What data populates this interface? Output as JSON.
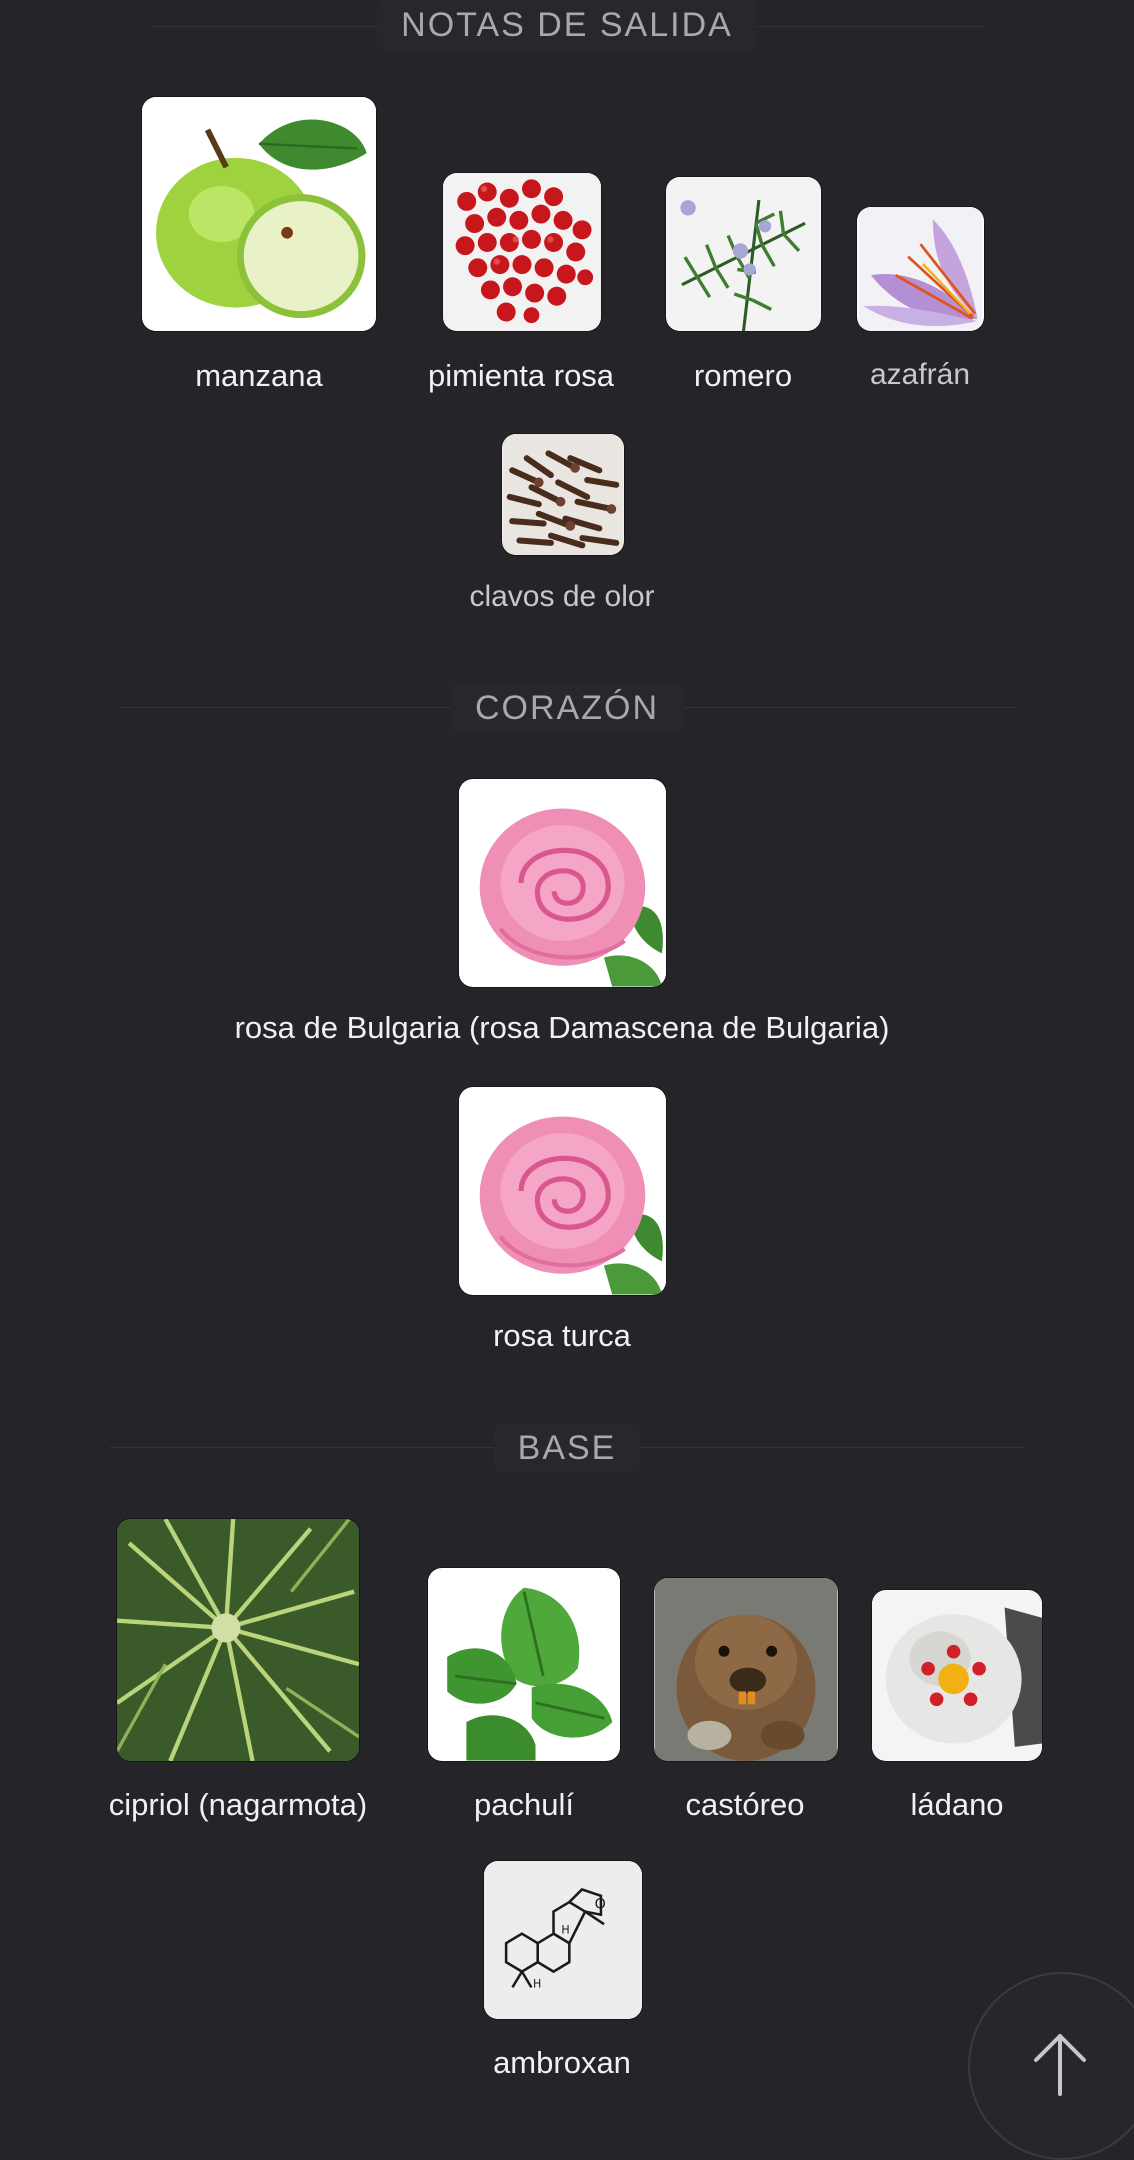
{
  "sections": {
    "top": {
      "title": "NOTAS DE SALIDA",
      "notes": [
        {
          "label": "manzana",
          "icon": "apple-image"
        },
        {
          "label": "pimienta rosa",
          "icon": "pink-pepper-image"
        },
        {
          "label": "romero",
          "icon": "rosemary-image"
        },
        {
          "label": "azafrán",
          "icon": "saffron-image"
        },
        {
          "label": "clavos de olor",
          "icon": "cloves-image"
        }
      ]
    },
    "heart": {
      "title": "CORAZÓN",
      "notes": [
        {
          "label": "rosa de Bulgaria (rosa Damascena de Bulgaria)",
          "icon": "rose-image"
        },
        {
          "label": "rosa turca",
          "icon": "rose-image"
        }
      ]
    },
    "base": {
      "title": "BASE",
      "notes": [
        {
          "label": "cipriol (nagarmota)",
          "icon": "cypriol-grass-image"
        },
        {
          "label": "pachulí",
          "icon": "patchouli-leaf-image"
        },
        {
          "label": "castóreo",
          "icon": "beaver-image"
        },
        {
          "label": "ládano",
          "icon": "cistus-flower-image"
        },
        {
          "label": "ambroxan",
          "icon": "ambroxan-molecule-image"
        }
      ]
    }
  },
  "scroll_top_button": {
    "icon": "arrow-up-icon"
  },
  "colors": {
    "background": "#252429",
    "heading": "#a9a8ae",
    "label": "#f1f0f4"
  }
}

:::::

Task requirements
Do not copy the pictures, but repeat every line exactly.

Task solution
What data populates this interface? Output as JSON.
{
  "sections": {
    "top": {
      "title": "NOTAS DE SALIDA",
      "notes": [
        {
          "label": "manzana",
          "icon": "apple-image"
        },
        {
          "label": "pimienta rosa",
          "icon": "pink-pepper-image"
        },
        {
          "label": "romero",
          "icon": "rosemary-image"
        },
        {
          "label": "azafrán",
          "icon": "saffron-image"
        },
        {
          "label": "clavos de olor",
          "icon": "cloves-image"
        }
      ]
    },
    "heart": {
      "title": "CORAZÓN",
      "notes": [
        {
          "label": "rosa de Bulgaria (rosa Damascena de Bulgaria)",
          "icon": "rose-image"
        },
        {
          "label": "rosa turca",
          "icon": "rose-image"
        }
      ]
    },
    "base": {
      "title": "BASE",
      "notes": [
        {
          "label": "cipriol (nagarmota)",
          "icon": "cypriol-grass-image"
        },
        {
          "label": "pachulí",
          "icon": "patchouli-leaf-image"
        },
        {
          "label": "castóreo",
          "icon": "beaver-image"
        },
        {
          "label": "ládano",
          "icon": "cistus-flower-image"
        },
        {
          "label": "ambroxan",
          "icon": "ambroxan-molecule-image"
        }
      ]
    }
  },
  "scroll_top_button": {
    "icon": "arrow-up-icon"
  },
  "colors": {
    "background": "#252429",
    "heading": "#a9a8ae",
    "label": "#f1f0f4"
  }
}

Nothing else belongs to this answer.